[Description of the task]:
Each line that follows is to be retyped exactly.

[Data shown]:
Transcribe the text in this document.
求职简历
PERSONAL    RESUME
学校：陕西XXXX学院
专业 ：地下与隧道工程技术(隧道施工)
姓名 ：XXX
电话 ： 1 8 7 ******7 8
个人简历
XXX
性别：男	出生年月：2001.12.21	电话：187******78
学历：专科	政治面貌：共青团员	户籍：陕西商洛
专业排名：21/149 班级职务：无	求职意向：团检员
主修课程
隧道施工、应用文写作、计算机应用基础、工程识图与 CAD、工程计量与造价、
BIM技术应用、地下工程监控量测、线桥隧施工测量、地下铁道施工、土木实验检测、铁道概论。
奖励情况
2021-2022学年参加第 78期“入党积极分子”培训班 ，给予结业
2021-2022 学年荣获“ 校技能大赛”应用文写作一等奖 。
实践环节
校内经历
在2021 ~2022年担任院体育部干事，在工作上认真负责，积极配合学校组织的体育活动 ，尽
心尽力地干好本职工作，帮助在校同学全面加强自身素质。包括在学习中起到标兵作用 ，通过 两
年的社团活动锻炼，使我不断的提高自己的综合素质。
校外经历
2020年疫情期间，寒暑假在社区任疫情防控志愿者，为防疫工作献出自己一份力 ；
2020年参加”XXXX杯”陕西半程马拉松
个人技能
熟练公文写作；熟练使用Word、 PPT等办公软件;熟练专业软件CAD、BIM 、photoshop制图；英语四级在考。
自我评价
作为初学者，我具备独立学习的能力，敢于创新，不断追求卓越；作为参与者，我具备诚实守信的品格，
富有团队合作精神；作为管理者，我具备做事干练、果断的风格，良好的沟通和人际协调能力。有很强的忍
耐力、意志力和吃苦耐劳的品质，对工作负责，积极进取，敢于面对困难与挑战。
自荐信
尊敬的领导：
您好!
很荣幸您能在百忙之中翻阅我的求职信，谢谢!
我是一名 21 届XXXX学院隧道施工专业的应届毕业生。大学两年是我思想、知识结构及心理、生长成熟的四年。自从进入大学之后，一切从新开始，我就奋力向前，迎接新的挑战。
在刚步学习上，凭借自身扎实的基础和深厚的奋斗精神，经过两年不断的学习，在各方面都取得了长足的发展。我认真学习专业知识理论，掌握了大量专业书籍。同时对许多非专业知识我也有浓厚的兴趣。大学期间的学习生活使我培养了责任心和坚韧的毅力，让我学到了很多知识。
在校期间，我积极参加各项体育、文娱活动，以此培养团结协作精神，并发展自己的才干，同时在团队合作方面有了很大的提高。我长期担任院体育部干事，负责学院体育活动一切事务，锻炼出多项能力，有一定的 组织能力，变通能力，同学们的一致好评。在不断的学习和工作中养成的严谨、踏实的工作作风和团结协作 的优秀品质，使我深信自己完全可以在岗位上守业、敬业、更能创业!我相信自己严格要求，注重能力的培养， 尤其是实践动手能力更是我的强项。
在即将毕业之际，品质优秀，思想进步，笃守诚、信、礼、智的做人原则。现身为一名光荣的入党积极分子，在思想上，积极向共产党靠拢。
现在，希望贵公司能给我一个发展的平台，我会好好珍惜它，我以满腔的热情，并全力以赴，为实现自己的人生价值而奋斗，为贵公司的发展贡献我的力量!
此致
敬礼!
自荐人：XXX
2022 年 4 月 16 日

[Solution]:
Transcribe the text in this document.
求职简历
PERSONAL    RESUME
学校：陕西XXXX学院
专业 ：地下与隧道工程技术(隧道施工)
姓名 ：XXX
电话 ： 1 8 7 ******7 8
个人简历
XXX
性别：男	出生年月：2001.12.21	电话：187******78
学历：专科	政治面貌：共青团员	户籍：陕西商洛
专业排名：21/149 班级职务：无	求职意向：团检员
主修课程
隧道施工、应用文写作、计算机应用基础、工程识图与 CAD、工程计量与造价、
BIM技术应用、地下工程监控量测、线桥隧施工测量、地下铁道施工、土木实验检测、铁道概论。
奖励情况
2021-2022学年参加第 78期“入党积极分子”培训班 ，给予结业
2021-2022 学年荣获“ 校技能大赛”应用文写作一等奖 。
实践环节
校内经历
在2021 ~2022年担任院体育部干事，在工作上认真负责，积极配合学校组织的体育活动 ，尽
心尽力地干好本职工作，帮助在校同学全面加强自身素质。包括在学习中起到标兵作用 ，通过 两
年的社团活动锻炼，使我不断的提高自己的综合素质。
校外经历
2020年疫情期间，寒暑假在社区任疫情防控志愿者，为防疫工作献出自己一份力 ；
2020年参加”XXXX杯”陕西半程马拉松
个人技能
熟练公文写作；熟练使用Word、 PPT等办公软件;熟练专业软件CAD、BIM 、photoshop制图；英语四级在考。
自我评价
作为初学者，我具备独立学习的能力，敢于创新，不断追求卓越；作为参与者，我具备诚实守信的品格，
富有团队合作精神；作为管理者，我具备做事干练、果断的风格，良好的沟通和人际协调能力。有很强的忍
耐力、意志力和吃苦耐劳的品质，对工作负责，积极进取，敢于面对困难与挑战。
自荐信
尊敬的领导：
您好!
很荣幸您能在百忙之中翻阅我的求职信，谢谢!
我是一名 21 届XXXX学院隧道施工专业的应届毕业生。大学两年是我思想、知识结构及心理、生长成熟的四年。自从进入大学之后，一切从新开始，我就奋力向前，迎接新的挑战。
在刚步学习上，凭借自身扎实的基础和深厚的奋斗精神，经过两年不断的学习，在各方面都取得了长足的发展。我认真学习专业知识理论，掌握了大量专业书籍。同时对许多非专业知识我也有浓厚的兴趣。大学期间的学习生活使我培养了责任心和坚韧的毅力，让我学到了很多知识。
在校期间，我积极参加各项体育、文娱活动，以此培养团结协作精神，并发展自己的才干，同时在团队合作方面有了很大的提高。我长期担任院体育部干事，负责学院体育活动一切事务，锻炼出多项能力，有一定的 组织能力，变通能力，同学们的一致好评。在不断的学习和工作中养成的严谨、踏实的工作作风和团结协作 的优秀品质，使我深信自己完全可以在岗位上守业、敬业、更能创业!我相信自己严格要求，注重能力的培养， 尤其是实践动手能力更是我的强项。
在即将毕业之际，品质优秀，思想进步，笃守诚、信、礼、智的做人原则。现身为一名光荣的入党积极分子，在思想上，积极向共产党靠拢。
现在，希望贵公司能给我一个发展的平台，我会好好珍惜它，我以满腔的热情，并全力以赴，为实现自己的人生价值而奋斗，为贵公司的发展贡献我的力量!
此致
敬礼!
自荐人：XXX
2022 年 4 月 16 日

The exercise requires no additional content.